**Directions for this task:**
Transcribe the data in full and exactly, omitting any pictures.

**Material:**
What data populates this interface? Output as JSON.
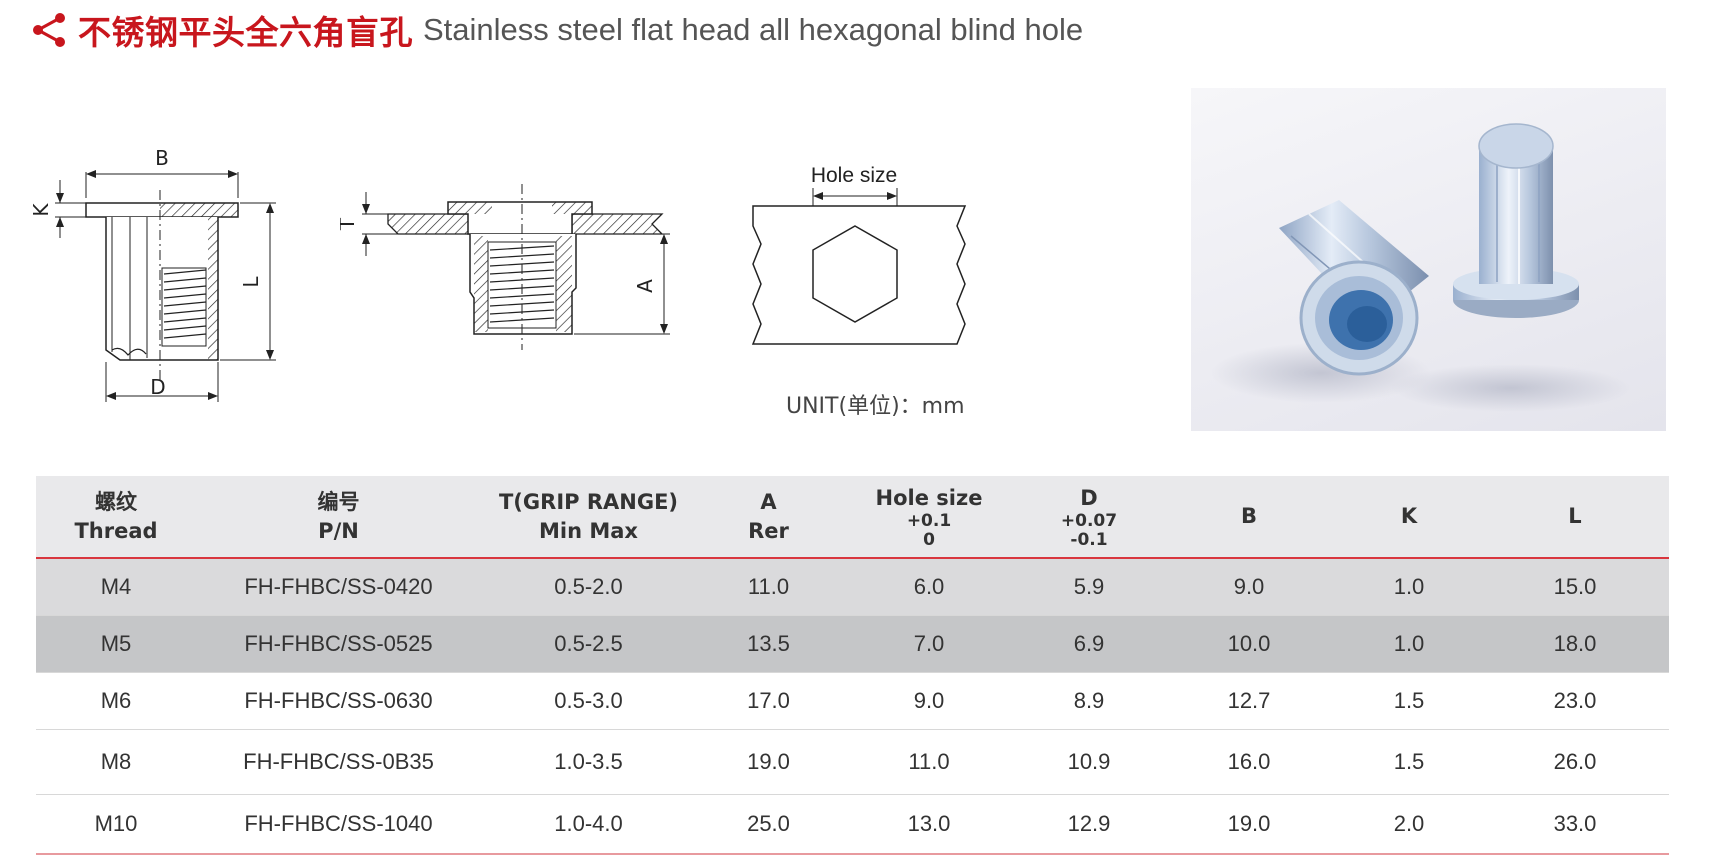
{
  "header": {
    "title_cn": "不锈钢平头全六角盲孔",
    "title_en": "Stainless steel flat head all hexagonal blind hole",
    "icon": "share-icon"
  },
  "drawings": {
    "side_view": {
      "label_b": "B",
      "label_k": "K",
      "label_l": "L",
      "label_d": "D"
    },
    "installed_view": {
      "label_t": "T",
      "label_a": "A"
    },
    "hole_view": {
      "label_hole": "Hole size"
    }
  },
  "unit_note": "UNIT(单位)：mm",
  "table": {
    "headers": [
      {
        "line1": "螺纹",
        "line2": "Thread"
      },
      {
        "line1": "编号",
        "line2": "P/N"
      },
      {
        "line1": "T(GRIP RANGE)",
        "line2": "Min Max"
      },
      {
        "line1": "A",
        "line2": "Rer"
      },
      {
        "line1": "Hole size",
        "tol_upper": "+0.1",
        "tol_lower": "0"
      },
      {
        "line1": "D",
        "tol_upper": "+0.07",
        "tol_lower": "-0.1"
      },
      {
        "line1": "B"
      },
      {
        "line1": "K"
      },
      {
        "line1": "L"
      }
    ],
    "rows": [
      [
        "M4",
        "FH-FHBC/SS-0420",
        "0.5-2.0",
        "11.0",
        "6.0",
        "5.9",
        "9.0",
        "1.0",
        "15.0"
      ],
      [
        "M5",
        "FH-FHBC/SS-0525",
        "0.5-2.5",
        "13.5",
        "7.0",
        "6.9",
        "10.0",
        "1.0",
        "18.0"
      ],
      [
        "M6",
        "FH-FHBC/SS-0630",
        "0.5-3.0",
        "17.0",
        "9.0",
        "8.9",
        "12.7",
        "1.5",
        "23.0"
      ],
      [
        "M8",
        "FH-FHBC/SS-0B35",
        "1.0-3.5",
        "19.0",
        "11.0",
        "10.9",
        "16.0",
        "1.5",
        "26.0"
      ],
      [
        "M10",
        "FH-FHBC/SS-1040",
        "1.0-4.0",
        "25.0",
        "13.0",
        "12.9",
        "19.0",
        "2.0",
        "33.0"
      ]
    ]
  },
  "colors": {
    "accent": "#c8161d",
    "header_bg": "#e9e9eb",
    "row_dark": "#c5c6c8",
    "row_light": "#dadadc"
  }
}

**Response to the task:**
What data populates this interface? Output as JSON.
{
  "header": {
    "title_cn": "不锈钢平头全六角盲孔",
    "title_en": "Stainless steel flat head all hexagonal blind hole",
    "icon": "share-icon"
  },
  "drawings": {
    "side_view": {
      "label_b": "B",
      "label_k": "K",
      "label_l": "L",
      "label_d": "D"
    },
    "installed_view": {
      "label_t": "T",
      "label_a": "A"
    },
    "hole_view": {
      "label_hole": "Hole size"
    }
  },
  "unit_note": "UNIT(单位)：mm",
  "table": {
    "headers": [
      {
        "line1": "螺纹",
        "line2": "Thread"
      },
      {
        "line1": "编号",
        "line2": "P/N"
      },
      {
        "line1": "T(GRIP RANGE)",
        "line2": "Min Max"
      },
      {
        "line1": "A",
        "line2": "Rer"
      },
      {
        "line1": "Hole size",
        "tol_upper": "+0.1",
        "tol_lower": "0"
      },
      {
        "line1": "D",
        "tol_upper": "+0.07",
        "tol_lower": "-0.1"
      },
      {
        "line1": "B"
      },
      {
        "line1": "K"
      },
      {
        "line1": "L"
      }
    ],
    "rows": [
      [
        "M4",
        "FH-FHBC/SS-0420",
        "0.5-2.0",
        "11.0",
        "6.0",
        "5.9",
        "9.0",
        "1.0",
        "15.0"
      ],
      [
        "M5",
        "FH-FHBC/SS-0525",
        "0.5-2.5",
        "13.5",
        "7.0",
        "6.9",
        "10.0",
        "1.0",
        "18.0"
      ],
      [
        "M6",
        "FH-FHBC/SS-0630",
        "0.5-3.0",
        "17.0",
        "9.0",
        "8.9",
        "12.7",
        "1.5",
        "23.0"
      ],
      [
        "M8",
        "FH-FHBC/SS-0B35",
        "1.0-3.5",
        "19.0",
        "11.0",
        "10.9",
        "16.0",
        "1.5",
        "26.0"
      ],
      [
        "M10",
        "FH-FHBC/SS-1040",
        "1.0-4.0",
        "25.0",
        "13.0",
        "12.9",
        "19.0",
        "2.0",
        "33.0"
      ]
    ]
  },
  "colors": {
    "accent": "#c8161d",
    "header_bg": "#e9e9eb",
    "row_dark": "#c5c6c8",
    "row_light": "#dadadc"
  }
}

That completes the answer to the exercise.